▶ _REQUIREMENT_:
Reproduce the records. Keep every word exact and include no images.

▬▬▬

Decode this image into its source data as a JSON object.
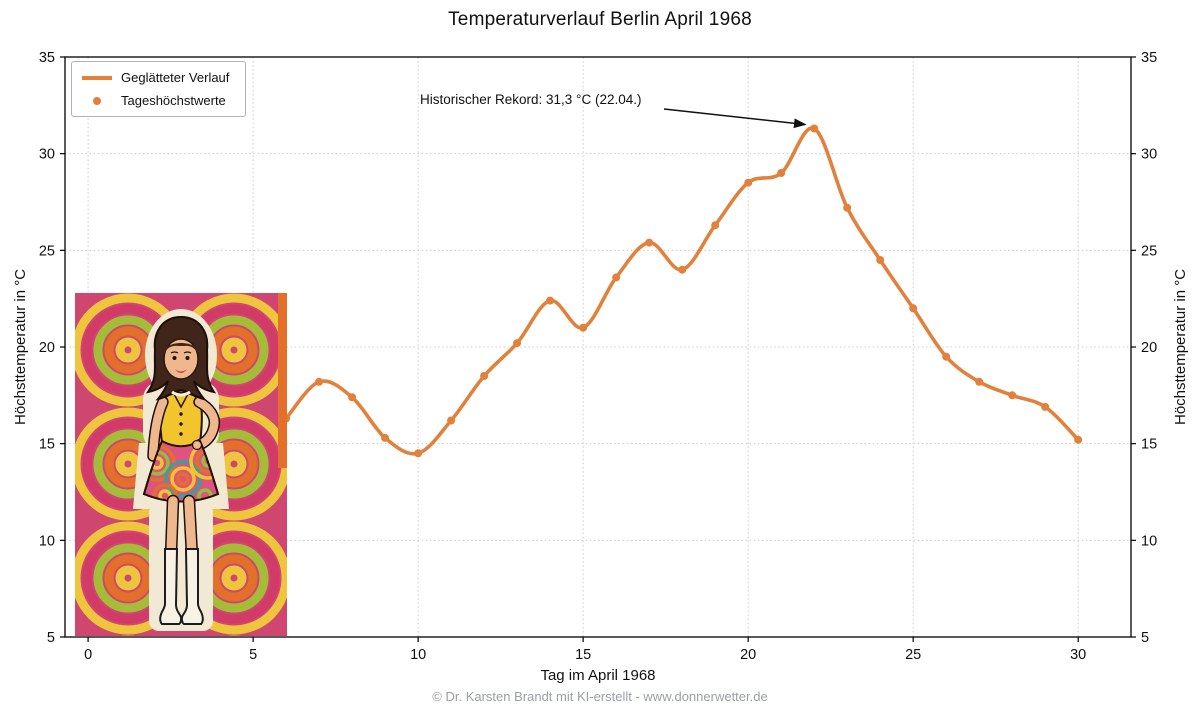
{
  "page": {
    "footer": "© Dr. Karsten Brandt mit KI-erstellt - www.donnerwetter.de"
  },
  "chart_data": {
    "type": "line",
    "title": "Temperaturverlauf Berlin April 1968",
    "xlabel": "Tag im April 1968",
    "ylabel": "Höchsttemperatur in °C",
    "xlim": [
      -0.7,
      31.6
    ],
    "ylim": [
      5,
      35
    ],
    "xticks": [
      0,
      5,
      10,
      15,
      20,
      25,
      30
    ],
    "yticks": [
      5,
      10,
      15,
      20,
      25,
      30,
      35
    ],
    "grid": true,
    "grid_style": "dotted",
    "line_color": "#E2813B",
    "legend": {
      "position": "upper-left",
      "entries": [
        {
          "label": "Geglätteter Verlauf",
          "marker": "line"
        },
        {
          "label": "Tageshöchstwerte",
          "marker": "dot"
        }
      ]
    },
    "series": [
      {
        "name": "Tageshöchstwerte",
        "x": [
          6,
          7,
          8,
          9,
          10,
          11,
          12,
          13,
          14,
          15,
          16,
          17,
          18,
          19,
          20,
          21,
          22,
          23,
          24,
          25,
          26,
          27,
          28,
          29,
          30
        ],
        "values": [
          16.3,
          18.2,
          17.4,
          15.3,
          14.5,
          16.2,
          18.5,
          20.2,
          22.4,
          21.0,
          23.6,
          25.4,
          24.0,
          26.3,
          28.5,
          29.0,
          31.3,
          27.2,
          24.5,
          22.0,
          19.5,
          18.2,
          17.5,
          16.9,
          15.2
        ]
      }
    ],
    "annotation": {
      "text": "Historischer Rekord: 31,3 °C (22.04.)",
      "target_x": 22,
      "target_y": 31.3
    },
    "overlay_image": {
      "description": "1960s psychedelic poster of a woman in yellow top, mini skirt and white go-go boots",
      "x_range": [
        -0.4,
        6.0
      ],
      "y_range": [
        5.1,
        22.8
      ]
    }
  }
}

▬▬▬

▶ _ANSWER FOR THIS EXERCISE_:
Decode this image into its source data as a JSON object.
{
  "page": {
    "footer": "© Dr. Karsten Brandt mit KI-erstellt - www.donnerwetter.de"
  },
  "chart_data": {
    "type": "line",
    "title": "Temperaturverlauf Berlin April 1968",
    "xlabel": "Tag im April 1968",
    "ylabel": "Höchsttemperatur in °C",
    "xlim": [
      -0.7,
      31.6
    ],
    "ylim": [
      5,
      35
    ],
    "xticks": [
      0,
      5,
      10,
      15,
      20,
      25,
      30
    ],
    "yticks": [
      5,
      10,
      15,
      20,
      25,
      30,
      35
    ],
    "grid": true,
    "grid_style": "dotted",
    "line_color": "#E2813B",
    "legend": {
      "position": "upper-left",
      "entries": [
        {
          "label": "Geglätteter Verlauf",
          "marker": "line"
        },
        {
          "label": "Tageshöchstwerte",
          "marker": "dot"
        }
      ]
    },
    "series": [
      {
        "name": "Tageshöchstwerte",
        "x": [
          6,
          7,
          8,
          9,
          10,
          11,
          12,
          13,
          14,
          15,
          16,
          17,
          18,
          19,
          20,
          21,
          22,
          23,
          24,
          25,
          26,
          27,
          28,
          29,
          30
        ],
        "values": [
          16.3,
          18.2,
          17.4,
          15.3,
          14.5,
          16.2,
          18.5,
          20.2,
          22.4,
          21.0,
          23.6,
          25.4,
          24.0,
          26.3,
          28.5,
          29.0,
          31.3,
          27.2,
          24.5,
          22.0,
          19.5,
          18.2,
          17.5,
          16.9,
          15.2
        ]
      }
    ],
    "annotation": {
      "text": "Historischer Rekord: 31,3 °C (22.04.)",
      "target_x": 22,
      "target_y": 31.3
    },
    "overlay_image": {
      "description": "1960s psychedelic poster of a woman in yellow top, mini skirt and white go-go boots",
      "x_range": [
        -0.4,
        6.0
      ],
      "y_range": [
        5.1,
        22.8
      ]
    }
  }
}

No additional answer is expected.